[Dataset records]
--- Start ---

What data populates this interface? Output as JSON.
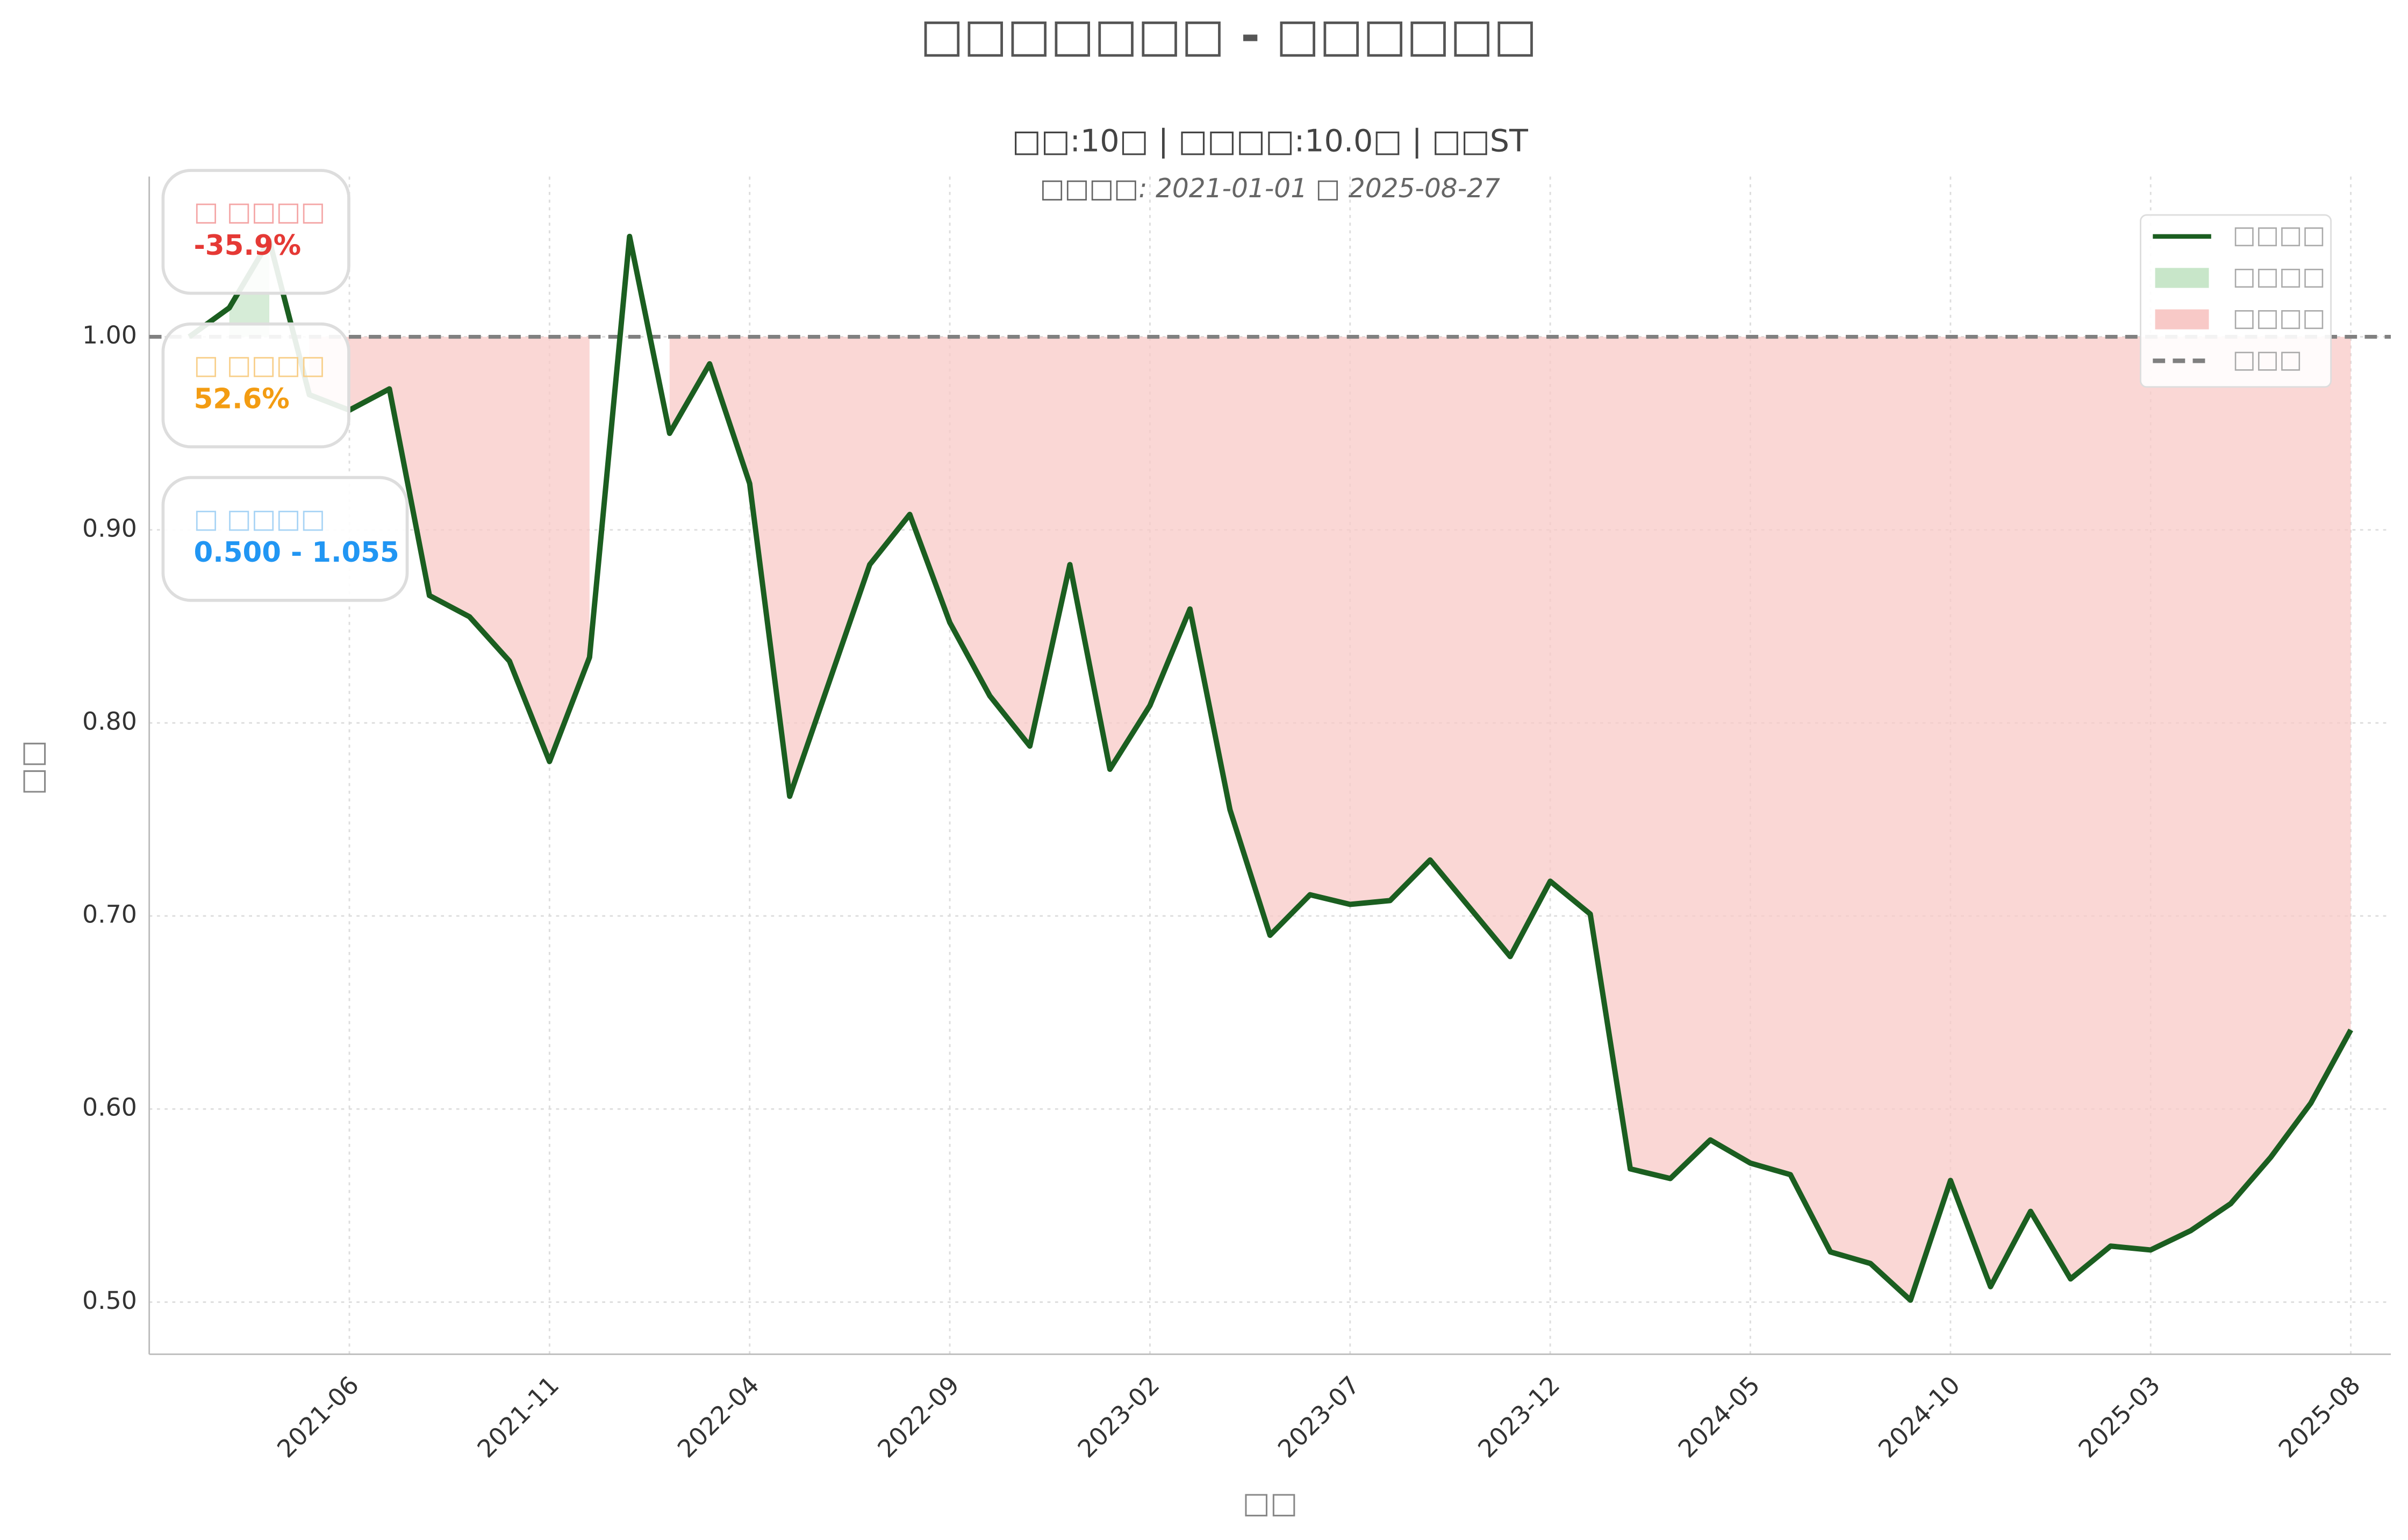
{
  "chart_data": {
    "type": "line",
    "title": "□□□□□□□ - □□□□□□",
    "subtitle": "□□:10□ | □□□□:10.0□ | □□ST",
    "subtitle2": "□□□□: 2021-01-01 □ 2025-08-27",
    "xlabel": "□□",
    "ylabel": "□□",
    "x": [
      "2021-02",
      "2021-03",
      "2021-04",
      "2021-05",
      "2021-06",
      "2021-07",
      "2021-08",
      "2021-09",
      "2021-10",
      "2021-11",
      "2021-12",
      "2022-01",
      "2022-02",
      "2022-03",
      "2022-04",
      "2022-05",
      "2022-06",
      "2022-07",
      "2022-08",
      "2022-09",
      "2022-10",
      "2022-11",
      "2022-12",
      "2023-01",
      "2023-02",
      "2023-03",
      "2023-04",
      "2023-05",
      "2023-06",
      "2023-07",
      "2023-08",
      "2023-09",
      "2023-10",
      "2023-11",
      "2023-12",
      "2024-01",
      "2024-02",
      "2024-03",
      "2024-04",
      "2024-05",
      "2024-06",
      "2024-07",
      "2024-08",
      "2024-09",
      "2024-10",
      "2024-11",
      "2024-12",
      "2025-01",
      "2025-02",
      "2025-03",
      "2025-04",
      "2025-05",
      "2025-06",
      "2025-07",
      "2025-08"
    ],
    "series": [
      {
        "name": "□□□□",
        "color": "#1b5e20",
        "values": [
          1.0,
          1.015,
          1.05,
          0.97,
          0.962,
          0.973,
          0.866,
          0.855,
          0.832,
          0.78,
          0.834,
          1.052,
          0.95,
          0.986,
          0.924,
          0.762,
          0.822,
          0.882,
          0.908,
          0.852,
          0.814,
          0.788,
          0.882,
          0.776,
          0.809,
          0.859,
          0.755,
          0.69,
          0.711,
          0.706,
          0.708,
          0.729,
          0.704,
          0.679,
          0.718,
          0.701,
          0.569,
          0.564,
          0.584,
          0.572,
          0.566,
          0.526,
          0.52,
          0.501,
          0.563,
          0.508,
          0.547,
          0.512,
          0.529,
          0.527,
          0.537,
          0.551,
          0.575,
          0.603,
          0.641
        ]
      }
    ],
    "fill_above": {
      "name": "□□□□",
      "color": "#c8e6c9"
    },
    "fill_below": {
      "name": "□□□□",
      "color": "#f8c9c7"
    },
    "baseline": {
      "name": "□□□",
      "value": 1.0,
      "color": "#808080"
    },
    "xlim": [
      "2021-01",
      "2025-09"
    ],
    "xticks": [
      "2021-06",
      "2021-11",
      "2022-04",
      "2022-09",
      "2023-02",
      "2023-07",
      "2023-12",
      "2024-05",
      "2024-10",
      "2025-03",
      "2025-08"
    ],
    "ylim": [
      0.473,
      1.083
    ],
    "yticks": [
      {
        "value": 0.5,
        "label": "0.50"
      },
      {
        "value": 0.6,
        "label": "0.60"
      },
      {
        "value": 0.7,
        "label": "0.70"
      },
      {
        "value": 0.8,
        "label": "0.80"
      },
      {
        "value": 0.9,
        "label": "0.90"
      },
      {
        "value": 1.0,
        "label": "1.00"
      }
    ],
    "grid": true,
    "legend": "upper right",
    "annotations": [
      {
        "title": "□ □□□□",
        "text": "-35.9%",
        "title_color": "#f4a6a6",
        "color": "#e53935"
      },
      {
        "title": "□ □□□□",
        "text": "52.6%",
        "title_color": "#f8cf8a",
        "color": "#f39c12"
      },
      {
        "title": "□ □□□□",
        "text": "0.500 - 1.055",
        "title_color": "#a8d4f5",
        "color": "#2196f3"
      }
    ]
  }
}
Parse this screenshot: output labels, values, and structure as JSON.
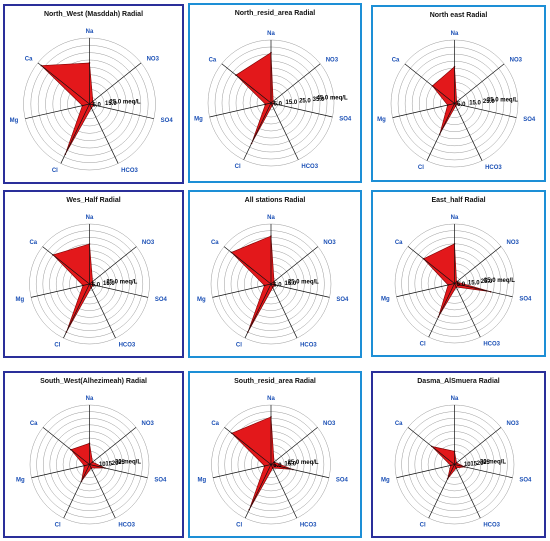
{
  "chart_data": [
    {
      "type": "radar",
      "title": "North_West (Masddah) Radial",
      "axes": [
        "Na",
        "NO3",
        "SO4",
        "HCO3",
        "Cl",
        "Mg",
        "Ca"
      ],
      "tick_labels": [
        "5.0",
        "15.0",
        "25.0 meq/L"
      ],
      "tick_values": [
        5,
        15,
        25
      ],
      "rmax": 45,
      "grid_rings": 9,
      "values": [
        28,
        3,
        3,
        3,
        38,
        5,
        42
      ],
      "fill_color": "#e3181b"
    },
    {
      "type": "radar",
      "title": "North_resid_area Radial",
      "axes": [
        "Na",
        "NO3",
        "SO4",
        "HCO3",
        "Cl",
        "Mg",
        "Ca"
      ],
      "tick_labels": [
        "5.0",
        "15.0",
        "25.0",
        "35.0",
        "45.0 meq/L"
      ],
      "tick_values": [
        5,
        15,
        25,
        35,
        45
      ],
      "rmax": 45,
      "grid_rings": 9,
      "values": [
        36,
        2,
        2,
        2,
        32,
        4,
        32
      ],
      "fill_color": "#e3181b"
    },
    {
      "type": "radar",
      "title": "North east  Radial",
      "axes": [
        "Na",
        "NO3",
        "SO4",
        "HCO3",
        "Cl",
        "Mg",
        "Ca"
      ],
      "tick_labels": [
        "5.0",
        "15.0",
        "25.0",
        "35.0 meq/L"
      ],
      "tick_values": [
        5,
        15,
        25,
        35
      ],
      "rmax": 45,
      "grid_rings": 9,
      "values": [
        26,
        2,
        2,
        2,
        24,
        5,
        20
      ],
      "fill_color": "#e3181b"
    },
    {
      "type": "radar",
      "title": "Wes_Half Radial",
      "axes": [
        "Na",
        "NO3",
        "SO4",
        "HCO3",
        "Cl",
        "Mg",
        "Ca"
      ],
      "tick_labels": [
        "5.0",
        "15.0",
        "25.0 meq/L"
      ],
      "tick_values": [
        5,
        15,
        25
      ],
      "rmax": 45,
      "grid_rings": 9,
      "values": [
        30,
        3,
        3,
        3,
        40,
        5,
        35
      ],
      "fill_color": "#e3181b"
    },
    {
      "type": "radar",
      "title": "All stations Radial",
      "axes": [
        "Na",
        "NO3",
        "SO4",
        "HCO3",
        "Cl",
        "Mg",
        "Ca"
      ],
      "tick_labels": [
        "5.0",
        "15.0",
        "25.0 meq/L"
      ],
      "tick_values": [
        5,
        15,
        25
      ],
      "rmax": 45,
      "grid_rings": 9,
      "values": [
        36,
        3,
        3,
        3,
        40,
        5,
        38
      ],
      "fill_color": "#e3181b"
    },
    {
      "type": "radar",
      "title": "East_half Radial",
      "axes": [
        "Na",
        "NO3",
        "SO4",
        "HCO3",
        "Cl",
        "Mg",
        "Ca"
      ],
      "tick_labels": [
        "5.0",
        "15.0",
        "25.0",
        "35.0 meq/L"
      ],
      "tick_values": [
        5,
        15,
        25,
        35
      ],
      "rmax": 45,
      "grid_rings": 9,
      "values": [
        30,
        2,
        28,
        3,
        28,
        5,
        30
      ],
      "fill_color": "#e3181b"
    },
    {
      "type": "radar",
      "title": "South_West(Alhezimeah) Radial",
      "axes": [
        "Na",
        "NO3",
        "SO4",
        "HCO3",
        "Cl",
        "Mg",
        "Ca"
      ],
      "tick_labels": [
        "10",
        "15",
        "20",
        "25",
        "30 meq/L"
      ],
      "tick_values": [
        10,
        15,
        20,
        25,
        30
      ],
      "rmax": 45,
      "grid_rings": 9,
      "values": [
        16,
        3,
        12,
        3,
        14,
        4,
        18
      ],
      "fill_color": "#e3181b"
    },
    {
      "type": "radar",
      "title": "South_resid_area  Radial",
      "axes": [
        "Na",
        "NO3",
        "SO4",
        "HCO3",
        "Cl",
        "Mg",
        "Ca"
      ],
      "tick_labels": [
        "5.0",
        "15.0",
        "25.0 meq/L"
      ],
      "tick_values": [
        5,
        15,
        25
      ],
      "rmax": 45,
      "grid_rings": 9,
      "values": [
        36,
        3,
        17,
        3,
        38,
        5,
        38
      ],
      "fill_color": "#e3181b"
    },
    {
      "type": "radar",
      "title": "Dasma_AlSmuera Radial",
      "axes": [
        "Na",
        "NO3",
        "SO4",
        "HCO3",
        "Cl",
        "Mg",
        "Ca"
      ],
      "tick_labels": [
        "10",
        "15",
        "20",
        "25",
        "30 meq/L"
      ],
      "tick_values": [
        10,
        15,
        20,
        25,
        30
      ],
      "rmax": 45,
      "grid_rings": 9,
      "values": [
        10,
        2,
        8,
        3,
        12,
        3,
        22
      ],
      "fill_color": "#e3181b"
    }
  ]
}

--- End ---

== What the task requires ==
Look through the entries above; copy each line where the string "this" appears.

== Finished task ==
What data populates this interface? Output as JSON.
Parse this screenshot: output labels, values, and structure as JSON.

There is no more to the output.